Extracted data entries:
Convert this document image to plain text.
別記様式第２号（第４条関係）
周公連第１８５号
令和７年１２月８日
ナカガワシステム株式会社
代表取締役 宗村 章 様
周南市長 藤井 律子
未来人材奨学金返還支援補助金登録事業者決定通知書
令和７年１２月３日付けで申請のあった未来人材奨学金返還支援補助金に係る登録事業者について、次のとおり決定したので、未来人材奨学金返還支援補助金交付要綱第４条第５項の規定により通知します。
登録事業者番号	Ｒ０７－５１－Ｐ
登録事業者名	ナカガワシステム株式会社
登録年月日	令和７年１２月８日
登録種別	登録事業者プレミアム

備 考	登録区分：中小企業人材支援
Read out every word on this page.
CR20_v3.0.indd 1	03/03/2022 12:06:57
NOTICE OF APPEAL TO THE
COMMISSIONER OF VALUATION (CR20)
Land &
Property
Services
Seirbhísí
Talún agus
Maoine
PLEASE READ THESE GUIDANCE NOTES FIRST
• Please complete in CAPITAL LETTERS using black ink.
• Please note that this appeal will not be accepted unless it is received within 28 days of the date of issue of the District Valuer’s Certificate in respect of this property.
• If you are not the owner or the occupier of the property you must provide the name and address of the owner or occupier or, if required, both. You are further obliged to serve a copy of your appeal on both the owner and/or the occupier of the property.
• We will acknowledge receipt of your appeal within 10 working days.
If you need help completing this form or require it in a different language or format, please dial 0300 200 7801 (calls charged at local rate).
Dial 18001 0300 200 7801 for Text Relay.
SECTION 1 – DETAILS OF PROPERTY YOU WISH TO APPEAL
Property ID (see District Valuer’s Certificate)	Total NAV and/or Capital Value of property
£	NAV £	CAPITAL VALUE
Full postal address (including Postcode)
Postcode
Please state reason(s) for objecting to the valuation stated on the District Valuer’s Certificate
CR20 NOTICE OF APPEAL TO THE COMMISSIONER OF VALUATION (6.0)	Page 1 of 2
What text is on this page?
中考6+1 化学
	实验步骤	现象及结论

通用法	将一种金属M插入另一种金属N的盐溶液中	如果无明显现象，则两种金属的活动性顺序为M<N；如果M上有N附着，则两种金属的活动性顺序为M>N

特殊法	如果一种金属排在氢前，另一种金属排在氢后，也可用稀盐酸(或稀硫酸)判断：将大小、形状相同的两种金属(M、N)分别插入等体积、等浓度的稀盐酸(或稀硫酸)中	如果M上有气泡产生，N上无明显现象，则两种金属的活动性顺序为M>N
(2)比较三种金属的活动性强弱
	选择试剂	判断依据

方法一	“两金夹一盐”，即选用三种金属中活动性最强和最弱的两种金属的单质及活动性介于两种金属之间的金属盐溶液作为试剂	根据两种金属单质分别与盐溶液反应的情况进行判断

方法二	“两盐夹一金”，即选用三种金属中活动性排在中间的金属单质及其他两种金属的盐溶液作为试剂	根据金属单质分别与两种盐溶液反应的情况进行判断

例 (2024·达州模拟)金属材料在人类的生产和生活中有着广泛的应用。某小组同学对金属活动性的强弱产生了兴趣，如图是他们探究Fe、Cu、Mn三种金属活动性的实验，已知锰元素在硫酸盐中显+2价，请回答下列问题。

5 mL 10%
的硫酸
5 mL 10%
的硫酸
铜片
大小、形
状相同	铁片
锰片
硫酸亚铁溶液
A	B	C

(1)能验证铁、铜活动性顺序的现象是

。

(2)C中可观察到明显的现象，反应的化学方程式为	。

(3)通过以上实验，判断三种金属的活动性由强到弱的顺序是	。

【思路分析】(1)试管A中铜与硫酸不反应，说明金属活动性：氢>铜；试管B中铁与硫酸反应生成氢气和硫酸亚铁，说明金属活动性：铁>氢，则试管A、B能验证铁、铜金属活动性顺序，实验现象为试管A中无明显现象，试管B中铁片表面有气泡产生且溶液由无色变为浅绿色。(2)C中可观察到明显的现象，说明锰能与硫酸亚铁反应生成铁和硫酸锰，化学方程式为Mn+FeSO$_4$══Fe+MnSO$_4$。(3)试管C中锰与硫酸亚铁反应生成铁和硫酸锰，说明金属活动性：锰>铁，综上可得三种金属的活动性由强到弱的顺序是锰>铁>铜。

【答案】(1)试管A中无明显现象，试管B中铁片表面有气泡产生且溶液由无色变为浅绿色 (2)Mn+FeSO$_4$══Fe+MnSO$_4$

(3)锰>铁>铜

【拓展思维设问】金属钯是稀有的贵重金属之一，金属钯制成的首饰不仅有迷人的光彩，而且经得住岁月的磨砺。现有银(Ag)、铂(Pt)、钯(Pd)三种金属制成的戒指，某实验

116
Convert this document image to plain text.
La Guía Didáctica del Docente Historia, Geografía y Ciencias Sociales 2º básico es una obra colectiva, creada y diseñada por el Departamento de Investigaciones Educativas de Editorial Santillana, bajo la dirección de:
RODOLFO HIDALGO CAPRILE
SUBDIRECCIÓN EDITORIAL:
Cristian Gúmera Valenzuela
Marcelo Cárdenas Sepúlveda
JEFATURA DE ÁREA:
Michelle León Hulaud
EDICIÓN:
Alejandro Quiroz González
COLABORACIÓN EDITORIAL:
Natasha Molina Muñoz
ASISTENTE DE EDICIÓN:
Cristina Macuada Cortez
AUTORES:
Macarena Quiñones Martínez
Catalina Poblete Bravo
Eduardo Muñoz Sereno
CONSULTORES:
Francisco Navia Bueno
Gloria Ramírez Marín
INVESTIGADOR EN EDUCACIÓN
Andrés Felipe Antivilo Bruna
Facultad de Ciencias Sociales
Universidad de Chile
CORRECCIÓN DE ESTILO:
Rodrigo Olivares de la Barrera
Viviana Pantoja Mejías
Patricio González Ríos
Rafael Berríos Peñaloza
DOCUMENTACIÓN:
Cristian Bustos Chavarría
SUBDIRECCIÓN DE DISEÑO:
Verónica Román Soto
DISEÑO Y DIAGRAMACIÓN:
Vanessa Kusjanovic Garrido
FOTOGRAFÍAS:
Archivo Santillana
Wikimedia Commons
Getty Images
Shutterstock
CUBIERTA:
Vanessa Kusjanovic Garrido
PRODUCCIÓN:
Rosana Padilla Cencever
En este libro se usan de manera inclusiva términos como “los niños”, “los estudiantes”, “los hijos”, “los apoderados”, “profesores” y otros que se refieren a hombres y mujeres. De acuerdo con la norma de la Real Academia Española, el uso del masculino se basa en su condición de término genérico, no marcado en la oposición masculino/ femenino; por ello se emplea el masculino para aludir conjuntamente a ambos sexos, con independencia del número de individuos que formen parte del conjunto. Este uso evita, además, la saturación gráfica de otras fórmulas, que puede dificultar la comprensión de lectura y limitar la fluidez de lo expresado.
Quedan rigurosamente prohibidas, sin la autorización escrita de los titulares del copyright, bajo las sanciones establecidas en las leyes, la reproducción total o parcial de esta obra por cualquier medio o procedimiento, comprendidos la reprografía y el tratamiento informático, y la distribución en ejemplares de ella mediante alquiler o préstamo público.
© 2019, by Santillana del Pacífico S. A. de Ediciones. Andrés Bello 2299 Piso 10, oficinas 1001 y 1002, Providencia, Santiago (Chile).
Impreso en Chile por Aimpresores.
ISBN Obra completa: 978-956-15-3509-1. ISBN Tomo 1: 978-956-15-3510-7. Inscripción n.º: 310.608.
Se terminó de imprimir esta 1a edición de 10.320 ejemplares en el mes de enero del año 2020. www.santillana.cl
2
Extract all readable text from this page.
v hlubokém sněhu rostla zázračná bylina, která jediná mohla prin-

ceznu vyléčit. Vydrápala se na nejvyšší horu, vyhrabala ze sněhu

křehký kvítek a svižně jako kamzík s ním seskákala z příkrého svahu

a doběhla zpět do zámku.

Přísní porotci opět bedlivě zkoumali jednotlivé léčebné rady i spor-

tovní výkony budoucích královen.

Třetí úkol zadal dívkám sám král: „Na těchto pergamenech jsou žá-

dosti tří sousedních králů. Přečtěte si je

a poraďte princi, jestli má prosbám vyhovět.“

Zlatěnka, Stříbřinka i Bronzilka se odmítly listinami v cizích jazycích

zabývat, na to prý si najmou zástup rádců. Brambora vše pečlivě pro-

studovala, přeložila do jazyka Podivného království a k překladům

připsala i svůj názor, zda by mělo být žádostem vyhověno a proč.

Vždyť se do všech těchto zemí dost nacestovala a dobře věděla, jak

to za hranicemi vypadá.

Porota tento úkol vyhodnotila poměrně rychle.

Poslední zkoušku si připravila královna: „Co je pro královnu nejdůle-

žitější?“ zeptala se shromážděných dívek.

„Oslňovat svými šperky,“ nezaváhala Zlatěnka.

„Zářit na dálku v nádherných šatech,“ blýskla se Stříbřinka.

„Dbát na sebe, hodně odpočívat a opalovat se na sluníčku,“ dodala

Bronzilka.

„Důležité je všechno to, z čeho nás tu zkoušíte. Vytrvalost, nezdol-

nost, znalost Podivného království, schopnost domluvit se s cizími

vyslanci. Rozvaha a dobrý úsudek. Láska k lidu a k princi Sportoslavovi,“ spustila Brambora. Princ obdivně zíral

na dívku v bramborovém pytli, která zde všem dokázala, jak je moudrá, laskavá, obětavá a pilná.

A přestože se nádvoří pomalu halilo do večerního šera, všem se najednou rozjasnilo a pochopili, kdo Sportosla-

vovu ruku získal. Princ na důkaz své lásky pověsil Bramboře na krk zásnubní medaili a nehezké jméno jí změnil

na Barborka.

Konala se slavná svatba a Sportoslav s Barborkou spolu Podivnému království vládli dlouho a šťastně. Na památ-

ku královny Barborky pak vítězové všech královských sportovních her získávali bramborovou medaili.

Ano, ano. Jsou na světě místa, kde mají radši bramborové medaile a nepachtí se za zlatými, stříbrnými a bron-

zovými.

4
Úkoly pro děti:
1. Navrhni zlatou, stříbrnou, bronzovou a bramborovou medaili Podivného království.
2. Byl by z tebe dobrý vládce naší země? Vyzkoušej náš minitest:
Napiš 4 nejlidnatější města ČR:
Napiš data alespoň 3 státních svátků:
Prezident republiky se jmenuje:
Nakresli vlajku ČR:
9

__Aim of the exercise__
From the records above, pick out and copy each line holding the word "Cristian".

__Result for this task__
Cristian Gúmera Valenzuela
Cristian Bustos Chavarría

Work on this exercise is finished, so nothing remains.